Dataset excerpt
******
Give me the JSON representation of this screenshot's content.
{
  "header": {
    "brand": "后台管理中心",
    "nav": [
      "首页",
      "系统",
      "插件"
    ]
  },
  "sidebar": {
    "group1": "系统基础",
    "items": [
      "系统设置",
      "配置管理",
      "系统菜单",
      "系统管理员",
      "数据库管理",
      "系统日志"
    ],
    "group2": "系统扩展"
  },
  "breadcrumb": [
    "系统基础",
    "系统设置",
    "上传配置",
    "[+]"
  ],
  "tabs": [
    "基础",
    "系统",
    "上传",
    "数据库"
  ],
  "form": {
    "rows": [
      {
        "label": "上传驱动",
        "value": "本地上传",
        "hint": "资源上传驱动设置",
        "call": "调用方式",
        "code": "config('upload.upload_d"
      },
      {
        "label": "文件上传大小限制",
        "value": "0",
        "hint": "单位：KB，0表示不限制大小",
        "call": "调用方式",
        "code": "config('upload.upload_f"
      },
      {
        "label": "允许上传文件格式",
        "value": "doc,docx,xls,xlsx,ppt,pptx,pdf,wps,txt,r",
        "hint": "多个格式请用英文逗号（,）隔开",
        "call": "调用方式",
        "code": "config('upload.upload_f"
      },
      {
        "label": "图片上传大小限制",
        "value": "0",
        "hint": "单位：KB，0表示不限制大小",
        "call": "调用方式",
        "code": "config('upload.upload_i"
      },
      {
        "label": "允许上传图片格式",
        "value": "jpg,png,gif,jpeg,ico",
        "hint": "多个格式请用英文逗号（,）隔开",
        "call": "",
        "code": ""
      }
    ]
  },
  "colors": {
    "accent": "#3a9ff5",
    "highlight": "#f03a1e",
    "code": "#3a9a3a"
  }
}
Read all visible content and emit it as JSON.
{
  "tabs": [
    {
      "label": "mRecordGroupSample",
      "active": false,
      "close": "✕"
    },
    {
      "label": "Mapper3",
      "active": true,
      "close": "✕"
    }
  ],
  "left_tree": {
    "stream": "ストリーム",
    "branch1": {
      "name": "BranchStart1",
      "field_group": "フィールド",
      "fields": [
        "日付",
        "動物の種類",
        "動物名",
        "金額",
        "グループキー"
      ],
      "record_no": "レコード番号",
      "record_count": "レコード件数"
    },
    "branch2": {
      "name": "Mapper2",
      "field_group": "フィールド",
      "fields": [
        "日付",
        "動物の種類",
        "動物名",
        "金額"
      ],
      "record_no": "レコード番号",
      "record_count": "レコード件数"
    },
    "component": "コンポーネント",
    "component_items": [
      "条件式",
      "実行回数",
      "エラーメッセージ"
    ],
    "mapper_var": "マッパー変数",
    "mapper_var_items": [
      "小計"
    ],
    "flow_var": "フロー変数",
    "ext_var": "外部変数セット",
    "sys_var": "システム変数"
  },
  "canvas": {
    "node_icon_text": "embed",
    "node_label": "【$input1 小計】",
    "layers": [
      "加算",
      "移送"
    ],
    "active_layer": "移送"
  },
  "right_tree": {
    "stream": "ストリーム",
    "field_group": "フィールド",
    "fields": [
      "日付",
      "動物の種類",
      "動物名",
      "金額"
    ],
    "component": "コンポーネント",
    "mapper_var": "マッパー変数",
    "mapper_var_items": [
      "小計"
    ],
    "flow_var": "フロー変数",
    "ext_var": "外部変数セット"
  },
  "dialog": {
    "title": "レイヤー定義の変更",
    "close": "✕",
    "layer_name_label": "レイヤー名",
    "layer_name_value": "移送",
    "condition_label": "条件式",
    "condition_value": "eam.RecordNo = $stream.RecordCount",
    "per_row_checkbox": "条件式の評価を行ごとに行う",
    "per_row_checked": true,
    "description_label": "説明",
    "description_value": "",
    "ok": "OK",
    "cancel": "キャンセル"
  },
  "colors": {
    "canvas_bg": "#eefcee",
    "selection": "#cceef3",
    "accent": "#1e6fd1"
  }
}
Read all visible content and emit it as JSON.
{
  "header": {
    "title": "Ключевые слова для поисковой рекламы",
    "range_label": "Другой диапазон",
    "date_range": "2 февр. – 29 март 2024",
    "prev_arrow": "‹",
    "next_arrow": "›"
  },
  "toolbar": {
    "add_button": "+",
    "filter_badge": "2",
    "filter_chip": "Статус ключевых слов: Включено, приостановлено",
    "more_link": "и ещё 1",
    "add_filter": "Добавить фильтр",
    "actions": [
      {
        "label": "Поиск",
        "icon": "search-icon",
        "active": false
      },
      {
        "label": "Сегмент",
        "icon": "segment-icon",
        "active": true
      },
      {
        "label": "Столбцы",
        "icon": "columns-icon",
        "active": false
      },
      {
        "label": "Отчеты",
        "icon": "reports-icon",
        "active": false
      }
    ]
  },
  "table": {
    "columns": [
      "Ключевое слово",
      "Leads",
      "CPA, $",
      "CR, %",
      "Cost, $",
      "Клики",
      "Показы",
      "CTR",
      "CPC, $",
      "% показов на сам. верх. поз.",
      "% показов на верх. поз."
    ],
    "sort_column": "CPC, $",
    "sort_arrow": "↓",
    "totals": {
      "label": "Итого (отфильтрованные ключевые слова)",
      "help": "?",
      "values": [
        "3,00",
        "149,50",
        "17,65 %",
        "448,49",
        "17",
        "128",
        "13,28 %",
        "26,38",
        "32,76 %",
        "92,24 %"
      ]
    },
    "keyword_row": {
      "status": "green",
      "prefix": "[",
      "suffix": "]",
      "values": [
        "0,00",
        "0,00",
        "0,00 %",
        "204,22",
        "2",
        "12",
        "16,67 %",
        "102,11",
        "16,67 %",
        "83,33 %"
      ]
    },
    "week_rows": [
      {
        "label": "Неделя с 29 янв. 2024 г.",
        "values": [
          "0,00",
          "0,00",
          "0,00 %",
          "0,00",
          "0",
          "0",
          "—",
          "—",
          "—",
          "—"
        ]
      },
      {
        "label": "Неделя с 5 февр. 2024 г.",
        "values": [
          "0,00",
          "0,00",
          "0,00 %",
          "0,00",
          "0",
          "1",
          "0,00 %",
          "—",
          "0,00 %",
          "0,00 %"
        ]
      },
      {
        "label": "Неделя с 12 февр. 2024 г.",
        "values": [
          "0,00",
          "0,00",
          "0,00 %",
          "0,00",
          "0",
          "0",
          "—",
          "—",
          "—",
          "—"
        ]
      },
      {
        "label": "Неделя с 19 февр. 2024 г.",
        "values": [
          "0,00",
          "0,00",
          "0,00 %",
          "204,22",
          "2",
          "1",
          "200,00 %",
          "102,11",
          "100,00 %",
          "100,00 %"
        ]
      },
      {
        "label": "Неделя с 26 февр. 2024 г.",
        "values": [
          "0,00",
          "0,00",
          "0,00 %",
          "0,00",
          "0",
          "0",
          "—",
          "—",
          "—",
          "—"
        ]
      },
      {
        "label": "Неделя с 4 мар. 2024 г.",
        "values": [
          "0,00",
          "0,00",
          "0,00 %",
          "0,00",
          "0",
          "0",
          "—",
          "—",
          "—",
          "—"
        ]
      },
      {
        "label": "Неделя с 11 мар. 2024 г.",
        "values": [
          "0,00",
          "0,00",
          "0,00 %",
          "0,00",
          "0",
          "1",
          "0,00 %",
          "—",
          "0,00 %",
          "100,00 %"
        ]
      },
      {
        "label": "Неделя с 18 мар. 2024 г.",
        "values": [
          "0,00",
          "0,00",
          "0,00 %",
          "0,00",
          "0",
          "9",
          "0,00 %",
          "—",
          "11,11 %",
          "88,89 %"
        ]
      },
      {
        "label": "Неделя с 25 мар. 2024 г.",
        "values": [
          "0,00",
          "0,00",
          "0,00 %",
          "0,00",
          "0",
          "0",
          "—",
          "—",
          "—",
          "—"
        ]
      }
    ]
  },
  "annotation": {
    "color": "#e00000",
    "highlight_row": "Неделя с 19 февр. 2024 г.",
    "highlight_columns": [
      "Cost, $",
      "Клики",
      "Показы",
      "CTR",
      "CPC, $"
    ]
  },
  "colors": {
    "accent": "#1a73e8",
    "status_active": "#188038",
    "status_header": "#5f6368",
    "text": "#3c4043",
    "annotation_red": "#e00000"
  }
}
******
**Brief**
Where a line contains "upload", copy that line.

**Written answer**
        "code": "config('upload.upload_d"
        "code": "config('upload.upload_f"
        "code": "config('upload.upload_f"
        "code": "config('upload.upload_i"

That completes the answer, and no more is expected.